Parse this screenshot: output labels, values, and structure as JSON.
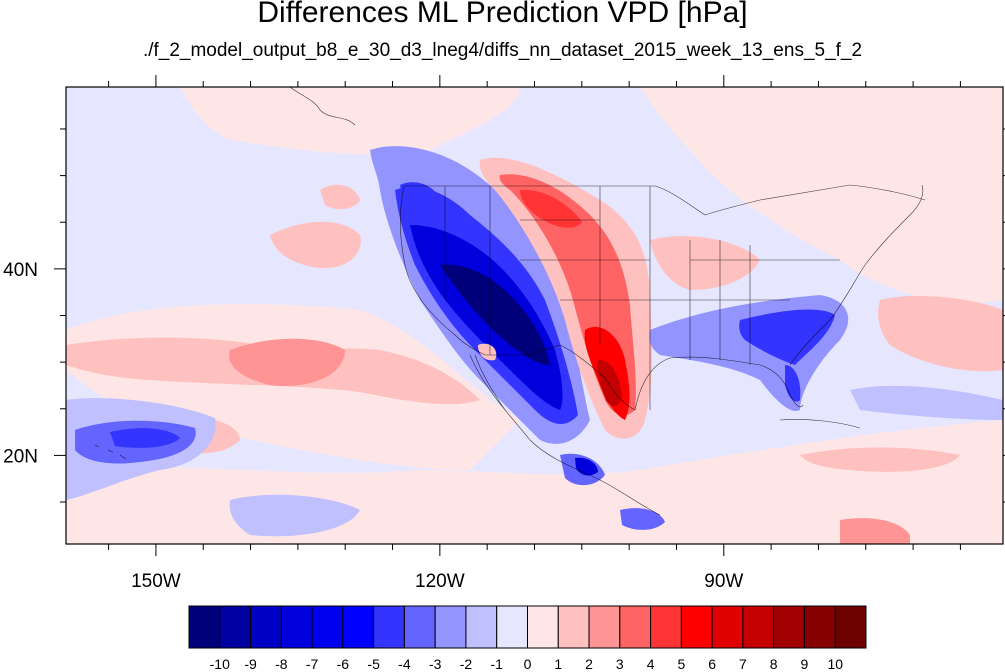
{
  "title": "Differences ML Prediction VPD [hPa]",
  "subtitle": "./f_2_model_output_b8_e_30_d3_lneg4/diffs_nn_dataset_2015_week_13_ens_5_f_2",
  "axes": {
    "lon_ticks": [
      {
        "value": -150,
        "label": "150W"
      },
      {
        "value": -120,
        "label": "120W"
      },
      {
        "value": -90,
        "label": "90W"
      }
    ],
    "lat_ticks": [
      {
        "value": 40,
        "label": "40N"
      },
      {
        "value": 20,
        "label": "20N"
      }
    ]
  },
  "colorbar": {
    "labels": [
      "-10",
      "-9",
      "-8",
      "-7",
      "-6",
      "-5",
      "-4",
      "-3",
      "-2",
      "-1",
      "0",
      "1",
      "2",
      "3",
      "4",
      "5",
      "6",
      "7",
      "8",
      "9",
      "10"
    ],
    "colors": [
      "#00007a",
      "#0000a0",
      "#0000c4",
      "#0000dd",
      "#0000f0",
      "#0000ff",
      "#3434ff",
      "#6464ff",
      "#9494ff",
      "#c0c0ff",
      "#e6e6ff",
      "#ffe6e6",
      "#ffc0c0",
      "#ff9494",
      "#ff6464",
      "#ff3434",
      "#ff0000",
      "#e00000",
      "#c40000",
      "#a00000",
      "#880000",
      "#6e0000"
    ]
  },
  "chart_data": {
    "type": "heatmap",
    "title": "Differences ML Prediction VPD [hPa]",
    "subtitle": "./f_2_model_output_b8_e_30_d3_lneg4/diffs_nn_dataset_2015_week_13_ens_5_f_2",
    "lon_range": [
      -159.5,
      -60.5
    ],
    "lat_range": [
      10.5,
      59.5
    ],
    "units": "hPa",
    "value_range": [
      -10,
      10
    ],
    "regions": [
      {
        "name": "US Southwest / Great Basin",
        "approx_value": -9
      },
      {
        "name": "Pacific Northwest",
        "approx_value": -6
      },
      {
        "name": "Southern Great Plains / Texas",
        "approx_value": 6
      },
      {
        "name": "Northern Great Plains",
        "approx_value": 4
      },
      {
        "name": "Southeast US / Florida",
        "approx_value": -5
      },
      {
        "name": "Hawaii region",
        "approx_value": -3
      },
      {
        "name": "Central Pacific band",
        "approx_value": 2
      }
    ]
  }
}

OBJECTIVE.
Return all of the entries word for word, but omit the pictures.

CORRECT ANSWER.
Parse this screenshot: output labels, values, and structure as JSON.
{
  "title": "Differences ML Prediction VPD [hPa]",
  "subtitle": "./f_2_model_output_b8_e_30_d3_lneg4/diffs_nn_dataset_2015_week_13_ens_5_f_2",
  "axes": {
    "lon_ticks": [
      {
        "value": -150,
        "label": "150W"
      },
      {
        "value": -120,
        "label": "120W"
      },
      {
        "value": -90,
        "label": "90W"
      }
    ],
    "lat_ticks": [
      {
        "value": 40,
        "label": "40N"
      },
      {
        "value": 20,
        "label": "20N"
      }
    ]
  },
  "colorbar": {
    "labels": [
      "-10",
      "-9",
      "-8",
      "-7",
      "-6",
      "-5",
      "-4",
      "-3",
      "-2",
      "-1",
      "0",
      "1",
      "2",
      "3",
      "4",
      "5",
      "6",
      "7",
      "8",
      "9",
      "10"
    ],
    "colors": [
      "#00007a",
      "#0000a0",
      "#0000c4",
      "#0000dd",
      "#0000f0",
      "#0000ff",
      "#3434ff",
      "#6464ff",
      "#9494ff",
      "#c0c0ff",
      "#e6e6ff",
      "#ffe6e6",
      "#ffc0c0",
      "#ff9494",
      "#ff6464",
      "#ff3434",
      "#ff0000",
      "#e00000",
      "#c40000",
      "#a00000",
      "#880000",
      "#6e0000"
    ]
  },
  "chart_data": {
    "type": "heatmap",
    "title": "Differences ML Prediction VPD [hPa]",
    "subtitle": "./f_2_model_output_b8_e_30_d3_lneg4/diffs_nn_dataset_2015_week_13_ens_5_f_2",
    "lon_range": [
      -159.5,
      -60.5
    ],
    "lat_range": [
      10.5,
      59.5
    ],
    "units": "hPa",
    "value_range": [
      -10,
      10
    ],
    "regions": [
      {
        "name": "US Southwest / Great Basin",
        "approx_value": -9
      },
      {
        "name": "Pacific Northwest",
        "approx_value": -6
      },
      {
        "name": "Southern Great Plains / Texas",
        "approx_value": 6
      },
      {
        "name": "Northern Great Plains",
        "approx_value": 4
      },
      {
        "name": "Southeast US / Florida",
        "approx_value": -5
      },
      {
        "name": "Hawaii region",
        "approx_value": -3
      },
      {
        "name": "Central Pacific band",
        "approx_value": 2
      }
    ]
  }
}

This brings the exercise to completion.